Page extract:
========================================
STOCK REDEMPTION AND MUTUAL RELEASE AGREEMENT

 

This Stock Redemption and Mutual Release Agreement (this “Agreement”) is effective as of the close of escrow between Corix Bioscience, Inc., a Wyoming corporation, formerly known as American Housing Income Trust, Inc., a Maryland corporation (hereinafter, “Corix”), and Raymond Chuck-Sau Yule and Winnie Chang Yule (hereinafter, the “Yules”), and the “Related Parties,” as defined below. Corix and the Yules are collectively referred to herein as the “Parties” or individually as a “Party.”

 

WHEREAS, the Parties are parties to an Escrow Agreement whereby Mark M. Snitchler of Hubbard Snitchler & Parzianello, PLC, a Michigan professional limited liability company, (hereinafter, the “Escrow Agent”) holds certain agreements, including this Agreement, in escrow pending closing of those agreements in escrow (the “Escrow Agreement”).

 

WHEREAS, in conjunction with the Escrow Agreement, the Parties, and Arthur Chang Yule and Raymond Yule JTTEN (the “Arthur/Raymond Trust”), Raymond Chuck-sau Yule and Winnie Chang Yule Family Trust, March 27 2009 (the “Yule Family Trust”), American Realty Partners, LLC, an Arizona limited liability company, Performance Realty Management, LLC, an Arizona limited liability company, AHIT Valfre, LLP, a Maryland limited liability partnership (“AHIT Valfre”) and Sean Zarinegar (hereinafter, the “Related Parties”) entered into the following agreements: (a) Settlement Agreement between the Parties and Related Parties associated with a disputed claim, and (b) Agreement to Purchase Real Estate between AHIT Valfre and the Yule Family Trust for the purchase of certain real estate assets titled to AHIT Valfre. These agreements are referred to herein as the “Related Agreements.”
========================================
Information provided:
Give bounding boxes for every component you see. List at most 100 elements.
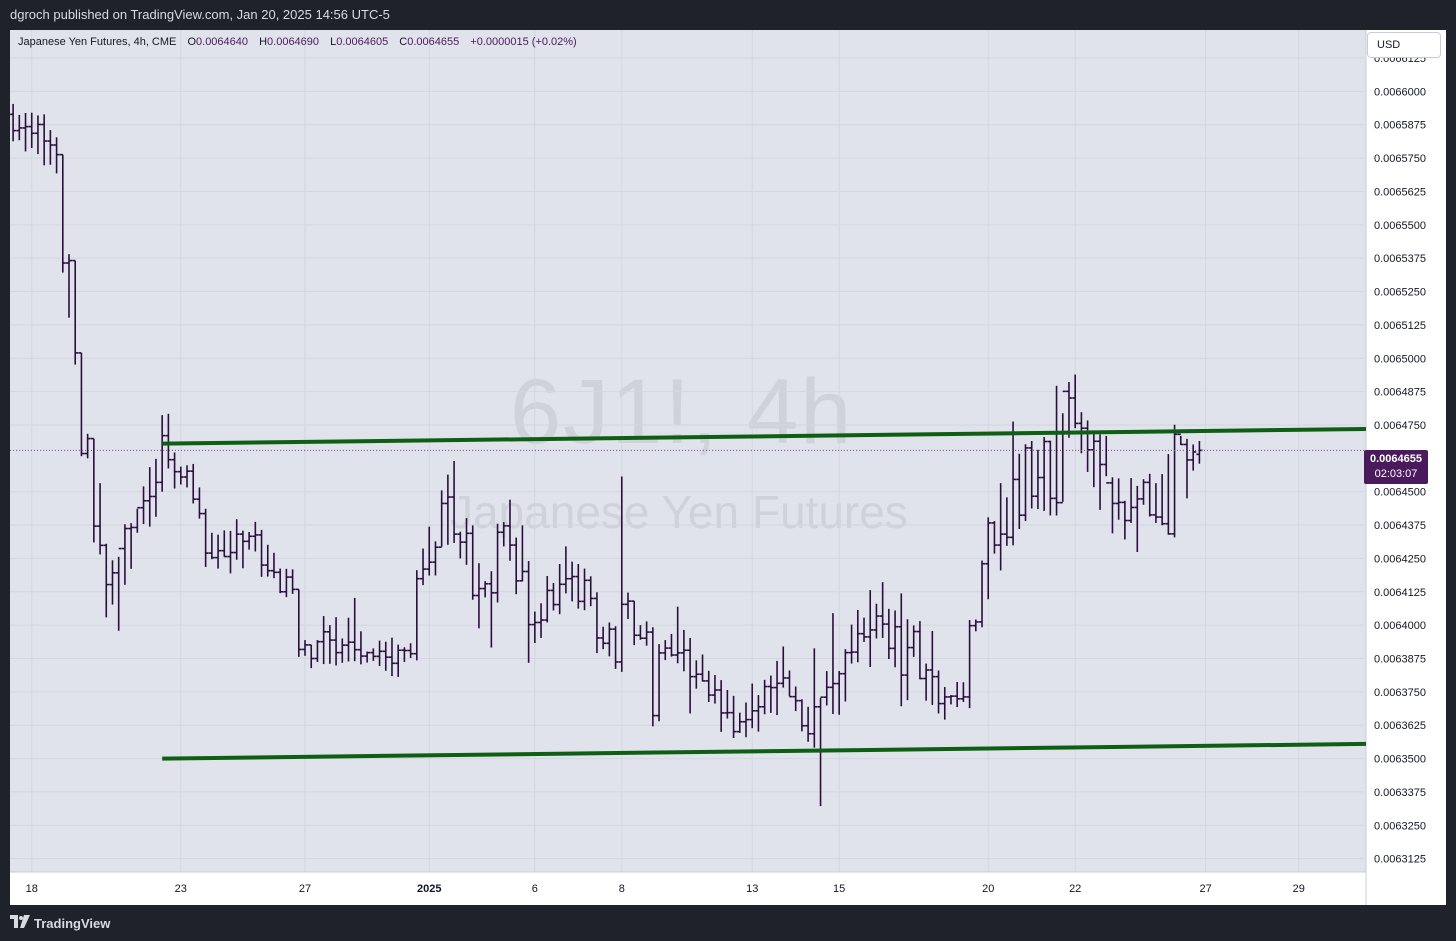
========================================
Instructions to follow: From the stock redemption agreement, list every business entity described with the state under whose laws it is organized, and give that state for each.

Solution for this exercise:
- Corix Bioscience, Inc.: Wyoming
- American Housing Income Trust, Inc.: Maryland
- Hubbard Snitchler & Parzianello, PLC: Michigan
- American Realty Partners, LLC: Arizona
- Performance Realty Management, LLC: Arizona
- AHIT Valfre, LLP: Maryland